Return all entries word for word, but drop any images.
####################
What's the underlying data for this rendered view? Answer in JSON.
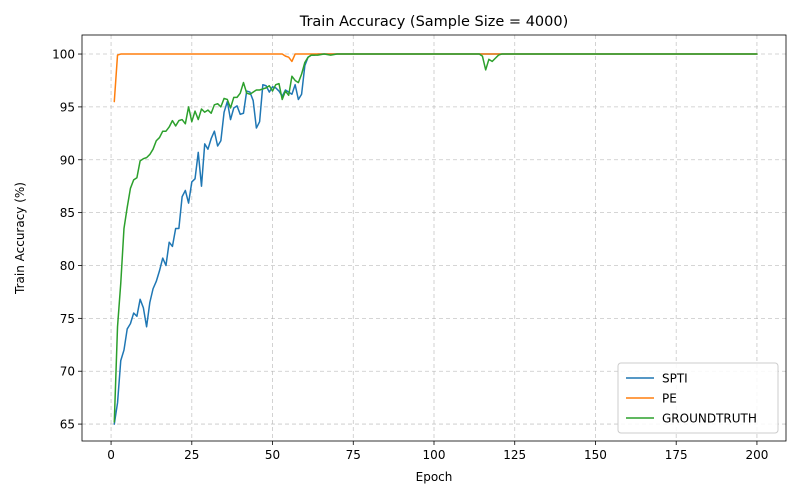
{
  "chart_data": {
    "type": "line",
    "title": "Train Accuracy (Sample Size = 4000)",
    "xlabel": "Epoch",
    "ylabel": "Train Accuracy (%)",
    "xlim": [
      -9,
      209
    ],
    "ylim": [
      63.4,
      101.8
    ],
    "xticks": [
      0,
      25,
      50,
      75,
      100,
      125,
      150,
      175,
      200
    ],
    "yticks": [
      65,
      70,
      75,
      80,
      85,
      90,
      95,
      100
    ],
    "grid": true,
    "legend_position": "lower-right",
    "series": [
      {
        "name": "SPTI",
        "color": "#1f77b4",
        "points": [
          [
            1,
            65
          ],
          [
            2,
            67
          ],
          [
            3,
            71
          ],
          [
            4,
            72
          ],
          [
            5,
            74
          ],
          [
            6,
            74.5
          ],
          [
            7,
            75.5
          ],
          [
            8,
            75.2
          ],
          [
            9,
            76.8
          ],
          [
            10,
            76
          ],
          [
            11,
            74.2
          ],
          [
            12,
            76.5
          ],
          [
            13,
            77.8
          ],
          [
            14,
            78.5
          ],
          [
            15,
            79.5
          ],
          [
            16,
            80.7
          ],
          [
            17,
            80
          ],
          [
            18,
            82.2
          ],
          [
            19,
            81.8
          ],
          [
            20,
            83.5
          ],
          [
            21,
            83.5
          ],
          [
            22,
            86.5
          ],
          [
            23,
            87.1
          ],
          [
            24,
            85.9
          ],
          [
            25,
            87.9
          ],
          [
            26,
            88.2
          ],
          [
            27,
            90.7
          ],
          [
            28,
            87.5
          ],
          [
            29,
            91.5
          ],
          [
            30,
            91
          ],
          [
            31,
            92
          ],
          [
            32,
            92.7
          ],
          [
            33,
            91.3
          ],
          [
            34,
            91.8
          ],
          [
            35,
            94.5
          ],
          [
            36,
            95.5
          ],
          [
            37,
            93.8
          ],
          [
            38,
            94.9
          ],
          [
            39,
            95.1
          ],
          [
            40,
            94.3
          ],
          [
            41,
            94.4
          ],
          [
            42,
            96.5
          ],
          [
            43,
            96.4
          ],
          [
            44,
            95.6
          ],
          [
            45,
            93
          ],
          [
            46,
            93.6
          ],
          [
            47,
            97.1
          ],
          [
            48,
            97
          ],
          [
            49,
            96.4
          ],
          [
            50,
            96.9
          ],
          [
            51,
            96.8
          ],
          [
            52,
            96.5
          ],
          [
            53,
            96
          ],
          [
            54,
            96.6
          ],
          [
            55,
            96.4
          ],
          [
            56,
            96.2
          ],
          [
            57,
            97.1
          ],
          [
            58,
            95.7
          ],
          [
            59,
            96.2
          ],
          [
            60,
            98.9
          ],
          [
            61,
            99.7
          ],
          [
            62,
            99.9
          ],
          [
            63,
            99.9
          ],
          [
            64,
            100
          ],
          [
            65,
            100
          ],
          [
            70,
            100
          ],
          [
            75,
            100
          ],
          [
            80,
            100
          ],
          [
            90,
            100
          ],
          [
            100,
            100
          ],
          [
            110,
            100
          ],
          [
            120,
            100
          ],
          [
            130,
            100
          ],
          [
            140,
            100
          ],
          [
            150,
            100
          ],
          [
            160,
            100
          ],
          [
            170,
            100
          ],
          [
            180,
            100
          ],
          [
            190,
            100
          ],
          [
            200,
            100
          ]
        ]
      },
      {
        "name": "PE",
        "color": "#ff7f0e",
        "points": [
          [
            1,
            95.5
          ],
          [
            2,
            99.9
          ],
          [
            3,
            100
          ],
          [
            5,
            100
          ],
          [
            10,
            100
          ],
          [
            20,
            100
          ],
          [
            30,
            100
          ],
          [
            40,
            100
          ],
          [
            50,
            100
          ],
          [
            53,
            100
          ],
          [
            54,
            99.8
          ],
          [
            55,
            99.7
          ],
          [
            56,
            99.3
          ],
          [
            57,
            100
          ],
          [
            58,
            100
          ],
          [
            60,
            100
          ],
          [
            70,
            100
          ],
          [
            80,
            100
          ],
          [
            90,
            100
          ],
          [
            100,
            100
          ],
          [
            110,
            100
          ],
          [
            120,
            100
          ],
          [
            130,
            100
          ],
          [
            140,
            100
          ],
          [
            150,
            100
          ],
          [
            160,
            100
          ],
          [
            170,
            100
          ],
          [
            180,
            100
          ],
          [
            190,
            100
          ],
          [
            200,
            100
          ]
        ]
      },
      {
        "name": "GROUNDTRUTH",
        "color": "#2ca02c",
        "points": [
          [
            1,
            65.2
          ],
          [
            2,
            74.2
          ],
          [
            3,
            78.3
          ],
          [
            4,
            83.5
          ],
          [
            5,
            85.5
          ],
          [
            6,
            87.3
          ],
          [
            7,
            88.1
          ],
          [
            8,
            88.3
          ],
          [
            9,
            89.9
          ],
          [
            10,
            90.1
          ],
          [
            11,
            90.2
          ],
          [
            12,
            90.5
          ],
          [
            13,
            91
          ],
          [
            14,
            91.8
          ],
          [
            15,
            92.1
          ],
          [
            16,
            92.7
          ],
          [
            17,
            92.7
          ],
          [
            18,
            93.1
          ],
          [
            19,
            93.7
          ],
          [
            20,
            93.2
          ],
          [
            21,
            93.7
          ],
          [
            22,
            93.8
          ],
          [
            23,
            93.4
          ],
          [
            24,
            95
          ],
          [
            25,
            93.6
          ],
          [
            26,
            94.6
          ],
          [
            27,
            93.8
          ],
          [
            28,
            94.8
          ],
          [
            29,
            94.5
          ],
          [
            30,
            94.7
          ],
          [
            31,
            94.4
          ],
          [
            32,
            95.2
          ],
          [
            33,
            95.3
          ],
          [
            34,
            95
          ],
          [
            35,
            95.8
          ],
          [
            36,
            95.7
          ],
          [
            37,
            94.9
          ],
          [
            38,
            95.9
          ],
          [
            39,
            95.9
          ],
          [
            40,
            96.3
          ],
          [
            41,
            97.3
          ],
          [
            42,
            96.3
          ],
          [
            43,
            96.2
          ],
          [
            44,
            96.4
          ],
          [
            45,
            96.6
          ],
          [
            46,
            96.6
          ],
          [
            47,
            96.7
          ],
          [
            48,
            96.8
          ],
          [
            49,
            97
          ],
          [
            50,
            96.5
          ],
          [
            51,
            97.1
          ],
          [
            52,
            97.2
          ],
          [
            53,
            95.7
          ],
          [
            54,
            96.5
          ],
          [
            55,
            96.1
          ],
          [
            56,
            97.9
          ],
          [
            57,
            97.5
          ],
          [
            58,
            97.3
          ],
          [
            59,
            98.1
          ],
          [
            60,
            99.2
          ],
          [
            61,
            99.7
          ],
          [
            62,
            99.9
          ],
          [
            64,
            99.9
          ],
          [
            66,
            100
          ],
          [
            68,
            99.9
          ],
          [
            70,
            100
          ],
          [
            80,
            100
          ],
          [
            90,
            100
          ],
          [
            100,
            100
          ],
          [
            110,
            100
          ],
          [
            114,
            100
          ],
          [
            115,
            99.8
          ],
          [
            116,
            98.5
          ],
          [
            117,
            99.5
          ],
          [
            118,
            99.3
          ],
          [
            119,
            99.6
          ],
          [
            120,
            99.9
          ],
          [
            121,
            100
          ],
          [
            125,
            100
          ],
          [
            130,
            100
          ],
          [
            140,
            100
          ],
          [
            150,
            100
          ],
          [
            160,
            100
          ],
          [
            170,
            100
          ],
          [
            180,
            100
          ],
          [
            190,
            100
          ],
          [
            200,
            100
          ]
        ]
      }
    ]
  }
}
####################
- EXPECTED ANSWER:
What's the underlying data for this rendered view? Answer in JSON.
{
  "chart_data": {
    "type": "line",
    "title": "Train Accuracy (Sample Size = 4000)",
    "xlabel": "Epoch",
    "ylabel": "Train Accuracy (%)",
    "xlim": [
      -9,
      209
    ],
    "ylim": [
      63.4,
      101.8
    ],
    "xticks": [
      0,
      25,
      50,
      75,
      100,
      125,
      150,
      175,
      200
    ],
    "yticks": [
      65,
      70,
      75,
      80,
      85,
      90,
      95,
      100
    ],
    "grid": true,
    "legend_position": "lower-right",
    "series": [
      {
        "name": "SPTI",
        "color": "#1f77b4",
        "points": [
          [
            1,
            65
          ],
          [
            2,
            67
          ],
          [
            3,
            71
          ],
          [
            4,
            72
          ],
          [
            5,
            74
          ],
          [
            6,
            74.5
          ],
          [
            7,
            75.5
          ],
          [
            8,
            75.2
          ],
          [
            9,
            76.8
          ],
          [
            10,
            76
          ],
          [
            11,
            74.2
          ],
          [
            12,
            76.5
          ],
          [
            13,
            77.8
          ],
          [
            14,
            78.5
          ],
          [
            15,
            79.5
          ],
          [
            16,
            80.7
          ],
          [
            17,
            80
          ],
          [
            18,
            82.2
          ],
          [
            19,
            81.8
          ],
          [
            20,
            83.5
          ],
          [
            21,
            83.5
          ],
          [
            22,
            86.5
          ],
          [
            23,
            87.1
          ],
          [
            24,
            85.9
          ],
          [
            25,
            87.9
          ],
          [
            26,
            88.2
          ],
          [
            27,
            90.7
          ],
          [
            28,
            87.5
          ],
          [
            29,
            91.5
          ],
          [
            30,
            91
          ],
          [
            31,
            92
          ],
          [
            32,
            92.7
          ],
          [
            33,
            91.3
          ],
          [
            34,
            91.8
          ],
          [
            35,
            94.5
          ],
          [
            36,
            95.5
          ],
          [
            37,
            93.8
          ],
          [
            38,
            94.9
          ],
          [
            39,
            95.1
          ],
          [
            40,
            94.3
          ],
          [
            41,
            94.4
          ],
          [
            42,
            96.5
          ],
          [
            43,
            96.4
          ],
          [
            44,
            95.6
          ],
          [
            45,
            93
          ],
          [
            46,
            93.6
          ],
          [
            47,
            97.1
          ],
          [
            48,
            97
          ],
          [
            49,
            96.4
          ],
          [
            50,
            96.9
          ],
          [
            51,
            96.8
          ],
          [
            52,
            96.5
          ],
          [
            53,
            96
          ],
          [
            54,
            96.6
          ],
          [
            55,
            96.4
          ],
          [
            56,
            96.2
          ],
          [
            57,
            97.1
          ],
          [
            58,
            95.7
          ],
          [
            59,
            96.2
          ],
          [
            60,
            98.9
          ],
          [
            61,
            99.7
          ],
          [
            62,
            99.9
          ],
          [
            63,
            99.9
          ],
          [
            64,
            100
          ],
          [
            65,
            100
          ],
          [
            70,
            100
          ],
          [
            75,
            100
          ],
          [
            80,
            100
          ],
          [
            90,
            100
          ],
          [
            100,
            100
          ],
          [
            110,
            100
          ],
          [
            120,
            100
          ],
          [
            130,
            100
          ],
          [
            140,
            100
          ],
          [
            150,
            100
          ],
          [
            160,
            100
          ],
          [
            170,
            100
          ],
          [
            180,
            100
          ],
          [
            190,
            100
          ],
          [
            200,
            100
          ]
        ]
      },
      {
        "name": "PE",
        "color": "#ff7f0e",
        "points": [
          [
            1,
            95.5
          ],
          [
            2,
            99.9
          ],
          [
            3,
            100
          ],
          [
            5,
            100
          ],
          [
            10,
            100
          ],
          [
            20,
            100
          ],
          [
            30,
            100
          ],
          [
            40,
            100
          ],
          [
            50,
            100
          ],
          [
            53,
            100
          ],
          [
            54,
            99.8
          ],
          [
            55,
            99.7
          ],
          [
            56,
            99.3
          ],
          [
            57,
            100
          ],
          [
            58,
            100
          ],
          [
            60,
            100
          ],
          [
            70,
            100
          ],
          [
            80,
            100
          ],
          [
            90,
            100
          ],
          [
            100,
            100
          ],
          [
            110,
            100
          ],
          [
            120,
            100
          ],
          [
            130,
            100
          ],
          [
            140,
            100
          ],
          [
            150,
            100
          ],
          [
            160,
            100
          ],
          [
            170,
            100
          ],
          [
            180,
            100
          ],
          [
            190,
            100
          ],
          [
            200,
            100
          ]
        ]
      },
      {
        "name": "GROUNDTRUTH",
        "color": "#2ca02c",
        "points": [
          [
            1,
            65.2
          ],
          [
            2,
            74.2
          ],
          [
            3,
            78.3
          ],
          [
            4,
            83.5
          ],
          [
            5,
            85.5
          ],
          [
            6,
            87.3
          ],
          [
            7,
            88.1
          ],
          [
            8,
            88.3
          ],
          [
            9,
            89.9
          ],
          [
            10,
            90.1
          ],
          [
            11,
            90.2
          ],
          [
            12,
            90.5
          ],
          [
            13,
            91
          ],
          [
            14,
            91.8
          ],
          [
            15,
            92.1
          ],
          [
            16,
            92.7
          ],
          [
            17,
            92.7
          ],
          [
            18,
            93.1
          ],
          [
            19,
            93.7
          ],
          [
            20,
            93.2
          ],
          [
            21,
            93.7
          ],
          [
            22,
            93.8
          ],
          [
            23,
            93.4
          ],
          [
            24,
            95
          ],
          [
            25,
            93.6
          ],
          [
            26,
            94.6
          ],
          [
            27,
            93.8
          ],
          [
            28,
            94.8
          ],
          [
            29,
            94.5
          ],
          [
            30,
            94.7
          ],
          [
            31,
            94.4
          ],
          [
            32,
            95.2
          ],
          [
            33,
            95.3
          ],
          [
            34,
            95
          ],
          [
            35,
            95.8
          ],
          [
            36,
            95.7
          ],
          [
            37,
            94.9
          ],
          [
            38,
            95.9
          ],
          [
            39,
            95.9
          ],
          [
            40,
            96.3
          ],
          [
            41,
            97.3
          ],
          [
            42,
            96.3
          ],
          [
            43,
            96.2
          ],
          [
            44,
            96.4
          ],
          [
            45,
            96.6
          ],
          [
            46,
            96.6
          ],
          [
            47,
            96.7
          ],
          [
            48,
            96.8
          ],
          [
            49,
            97
          ],
          [
            50,
            96.5
          ],
          [
            51,
            97.1
          ],
          [
            52,
            97.2
          ],
          [
            53,
            95.7
          ],
          [
            54,
            96.5
          ],
          [
            55,
            96.1
          ],
          [
            56,
            97.9
          ],
          [
            57,
            97.5
          ],
          [
            58,
            97.3
          ],
          [
            59,
            98.1
          ],
          [
            60,
            99.2
          ],
          [
            61,
            99.7
          ],
          [
            62,
            99.9
          ],
          [
            64,
            99.9
          ],
          [
            66,
            100
          ],
          [
            68,
            99.9
          ],
          [
            70,
            100
          ],
          [
            80,
            100
          ],
          [
            90,
            100
          ],
          [
            100,
            100
          ],
          [
            110,
            100
          ],
          [
            114,
            100
          ],
          [
            115,
            99.8
          ],
          [
            116,
            98.5
          ],
          [
            117,
            99.5
          ],
          [
            118,
            99.3
          ],
          [
            119,
            99.6
          ],
          [
            120,
            99.9
          ],
          [
            121,
            100
          ],
          [
            125,
            100
          ],
          [
            130,
            100
          ],
          [
            140,
            100
          ],
          [
            150,
            100
          ],
          [
            160,
            100
          ],
          [
            170,
            100
          ],
          [
            180,
            100
          ],
          [
            190,
            100
          ],
          [
            200,
            100
          ]
        ]
      }
    ]
  }
}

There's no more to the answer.